■ **What is being asked**
Report how many lines in the listing below include the word "nonfarm". Write nothing besides the number.

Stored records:

———

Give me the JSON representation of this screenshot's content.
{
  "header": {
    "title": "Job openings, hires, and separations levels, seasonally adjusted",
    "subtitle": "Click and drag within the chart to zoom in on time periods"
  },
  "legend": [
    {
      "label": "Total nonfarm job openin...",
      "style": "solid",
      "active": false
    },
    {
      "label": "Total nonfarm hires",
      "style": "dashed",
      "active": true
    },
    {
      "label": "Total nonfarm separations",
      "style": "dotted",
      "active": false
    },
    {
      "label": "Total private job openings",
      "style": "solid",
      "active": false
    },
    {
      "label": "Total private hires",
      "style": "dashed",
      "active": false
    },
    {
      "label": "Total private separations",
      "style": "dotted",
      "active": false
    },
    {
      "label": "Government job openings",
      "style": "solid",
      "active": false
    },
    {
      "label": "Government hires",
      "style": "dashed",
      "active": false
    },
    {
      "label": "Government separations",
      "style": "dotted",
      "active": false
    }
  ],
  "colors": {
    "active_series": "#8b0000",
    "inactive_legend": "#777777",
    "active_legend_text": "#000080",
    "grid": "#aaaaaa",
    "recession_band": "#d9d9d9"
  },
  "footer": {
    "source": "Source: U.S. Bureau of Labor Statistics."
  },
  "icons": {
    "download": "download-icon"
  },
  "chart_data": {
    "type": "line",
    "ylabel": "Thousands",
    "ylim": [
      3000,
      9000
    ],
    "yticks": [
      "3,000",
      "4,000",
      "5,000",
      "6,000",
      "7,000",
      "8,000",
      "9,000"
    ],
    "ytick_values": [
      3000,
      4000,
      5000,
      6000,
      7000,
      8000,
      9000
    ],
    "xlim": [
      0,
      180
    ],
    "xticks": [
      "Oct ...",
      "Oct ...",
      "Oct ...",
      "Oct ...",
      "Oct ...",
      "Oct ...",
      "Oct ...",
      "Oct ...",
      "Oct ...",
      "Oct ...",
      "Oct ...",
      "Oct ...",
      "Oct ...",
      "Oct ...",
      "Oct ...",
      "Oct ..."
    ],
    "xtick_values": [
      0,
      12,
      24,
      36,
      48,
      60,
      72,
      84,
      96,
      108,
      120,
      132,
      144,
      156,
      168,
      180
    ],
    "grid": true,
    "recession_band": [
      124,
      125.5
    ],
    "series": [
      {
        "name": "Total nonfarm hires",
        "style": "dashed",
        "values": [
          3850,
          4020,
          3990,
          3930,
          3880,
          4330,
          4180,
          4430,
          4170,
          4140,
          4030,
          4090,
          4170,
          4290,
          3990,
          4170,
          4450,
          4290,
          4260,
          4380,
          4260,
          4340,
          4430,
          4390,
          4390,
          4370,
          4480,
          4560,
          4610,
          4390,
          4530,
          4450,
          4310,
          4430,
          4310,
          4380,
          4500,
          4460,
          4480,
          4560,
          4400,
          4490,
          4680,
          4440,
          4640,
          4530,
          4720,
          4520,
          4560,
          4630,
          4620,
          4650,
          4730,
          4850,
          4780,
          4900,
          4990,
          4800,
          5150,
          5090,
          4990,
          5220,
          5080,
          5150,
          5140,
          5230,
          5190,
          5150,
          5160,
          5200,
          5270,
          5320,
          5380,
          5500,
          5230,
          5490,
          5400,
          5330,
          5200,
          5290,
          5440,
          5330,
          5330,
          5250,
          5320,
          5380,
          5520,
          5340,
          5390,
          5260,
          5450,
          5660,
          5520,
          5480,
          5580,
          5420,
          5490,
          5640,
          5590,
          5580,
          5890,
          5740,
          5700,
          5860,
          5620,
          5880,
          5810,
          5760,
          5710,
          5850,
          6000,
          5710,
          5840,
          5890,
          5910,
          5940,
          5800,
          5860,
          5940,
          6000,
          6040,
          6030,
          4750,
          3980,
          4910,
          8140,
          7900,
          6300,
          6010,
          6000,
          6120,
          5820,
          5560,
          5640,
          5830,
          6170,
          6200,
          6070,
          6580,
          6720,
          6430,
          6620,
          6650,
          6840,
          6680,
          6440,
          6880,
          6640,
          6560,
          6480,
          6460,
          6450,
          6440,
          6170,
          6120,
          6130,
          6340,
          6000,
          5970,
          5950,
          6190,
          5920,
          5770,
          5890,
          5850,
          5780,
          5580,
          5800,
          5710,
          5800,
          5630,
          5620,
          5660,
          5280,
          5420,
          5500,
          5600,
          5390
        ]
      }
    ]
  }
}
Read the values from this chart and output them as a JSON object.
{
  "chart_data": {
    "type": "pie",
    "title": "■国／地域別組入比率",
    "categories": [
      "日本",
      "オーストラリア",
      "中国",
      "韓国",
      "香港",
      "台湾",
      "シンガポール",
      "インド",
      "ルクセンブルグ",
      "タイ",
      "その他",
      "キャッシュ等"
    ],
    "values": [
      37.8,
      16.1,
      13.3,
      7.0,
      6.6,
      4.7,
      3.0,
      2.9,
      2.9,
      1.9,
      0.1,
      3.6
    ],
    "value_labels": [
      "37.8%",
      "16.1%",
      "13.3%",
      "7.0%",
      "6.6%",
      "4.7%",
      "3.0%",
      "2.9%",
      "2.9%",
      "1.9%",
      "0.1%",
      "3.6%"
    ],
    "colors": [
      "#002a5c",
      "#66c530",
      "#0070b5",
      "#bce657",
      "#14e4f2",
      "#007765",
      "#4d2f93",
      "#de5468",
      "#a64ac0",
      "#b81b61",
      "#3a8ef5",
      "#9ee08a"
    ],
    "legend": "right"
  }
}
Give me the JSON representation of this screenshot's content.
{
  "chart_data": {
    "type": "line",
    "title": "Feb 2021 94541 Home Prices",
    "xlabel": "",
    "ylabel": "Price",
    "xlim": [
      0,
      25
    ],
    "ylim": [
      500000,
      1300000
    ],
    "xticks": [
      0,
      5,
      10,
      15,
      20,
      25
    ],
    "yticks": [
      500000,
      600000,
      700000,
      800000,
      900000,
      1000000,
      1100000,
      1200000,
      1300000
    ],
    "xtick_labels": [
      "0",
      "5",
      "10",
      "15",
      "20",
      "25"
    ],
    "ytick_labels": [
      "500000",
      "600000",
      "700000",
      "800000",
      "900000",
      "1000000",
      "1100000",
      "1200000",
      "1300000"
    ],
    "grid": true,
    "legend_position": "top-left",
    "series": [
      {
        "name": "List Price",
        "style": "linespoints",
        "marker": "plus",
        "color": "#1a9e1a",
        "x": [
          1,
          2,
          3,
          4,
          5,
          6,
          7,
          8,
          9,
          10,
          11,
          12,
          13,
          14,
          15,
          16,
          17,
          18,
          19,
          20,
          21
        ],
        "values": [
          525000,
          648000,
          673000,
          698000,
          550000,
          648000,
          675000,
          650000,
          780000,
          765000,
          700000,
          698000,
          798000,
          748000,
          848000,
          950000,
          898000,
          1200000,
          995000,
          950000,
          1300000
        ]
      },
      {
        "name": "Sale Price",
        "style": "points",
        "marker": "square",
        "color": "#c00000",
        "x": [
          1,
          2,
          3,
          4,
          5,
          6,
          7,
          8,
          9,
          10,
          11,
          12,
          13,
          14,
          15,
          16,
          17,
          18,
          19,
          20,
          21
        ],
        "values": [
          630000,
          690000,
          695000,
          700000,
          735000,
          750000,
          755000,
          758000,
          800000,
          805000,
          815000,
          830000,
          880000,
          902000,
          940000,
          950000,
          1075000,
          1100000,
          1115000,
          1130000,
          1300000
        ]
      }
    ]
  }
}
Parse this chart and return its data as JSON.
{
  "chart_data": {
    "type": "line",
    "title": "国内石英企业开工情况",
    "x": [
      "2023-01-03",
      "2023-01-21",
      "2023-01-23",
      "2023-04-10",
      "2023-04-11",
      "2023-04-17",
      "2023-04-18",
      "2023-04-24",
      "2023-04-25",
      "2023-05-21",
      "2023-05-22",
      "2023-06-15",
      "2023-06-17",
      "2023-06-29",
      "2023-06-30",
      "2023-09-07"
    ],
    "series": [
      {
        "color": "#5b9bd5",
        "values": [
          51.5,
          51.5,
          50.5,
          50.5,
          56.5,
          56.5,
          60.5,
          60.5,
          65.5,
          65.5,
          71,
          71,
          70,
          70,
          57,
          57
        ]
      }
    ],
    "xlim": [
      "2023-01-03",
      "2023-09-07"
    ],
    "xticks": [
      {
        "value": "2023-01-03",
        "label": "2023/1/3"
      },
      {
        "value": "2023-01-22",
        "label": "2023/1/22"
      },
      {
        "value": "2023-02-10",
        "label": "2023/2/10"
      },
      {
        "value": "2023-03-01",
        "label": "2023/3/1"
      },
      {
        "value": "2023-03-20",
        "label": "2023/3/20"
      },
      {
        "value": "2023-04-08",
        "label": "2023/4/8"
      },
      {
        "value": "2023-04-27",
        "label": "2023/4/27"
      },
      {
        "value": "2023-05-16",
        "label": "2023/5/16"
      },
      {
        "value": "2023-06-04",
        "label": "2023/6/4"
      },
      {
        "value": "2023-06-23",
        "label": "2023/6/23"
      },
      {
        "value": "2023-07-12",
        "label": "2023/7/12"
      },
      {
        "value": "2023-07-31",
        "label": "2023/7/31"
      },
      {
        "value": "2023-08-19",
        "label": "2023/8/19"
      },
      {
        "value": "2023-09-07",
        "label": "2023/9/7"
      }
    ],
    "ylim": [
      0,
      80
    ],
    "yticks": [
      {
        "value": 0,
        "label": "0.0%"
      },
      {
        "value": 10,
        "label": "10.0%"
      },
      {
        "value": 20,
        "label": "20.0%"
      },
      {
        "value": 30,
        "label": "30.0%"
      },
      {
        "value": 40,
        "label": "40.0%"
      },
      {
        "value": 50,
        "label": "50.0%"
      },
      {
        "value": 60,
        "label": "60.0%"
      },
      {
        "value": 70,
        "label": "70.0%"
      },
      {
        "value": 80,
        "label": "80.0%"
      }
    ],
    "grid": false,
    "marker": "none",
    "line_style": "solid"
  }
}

———

■ **Response**
4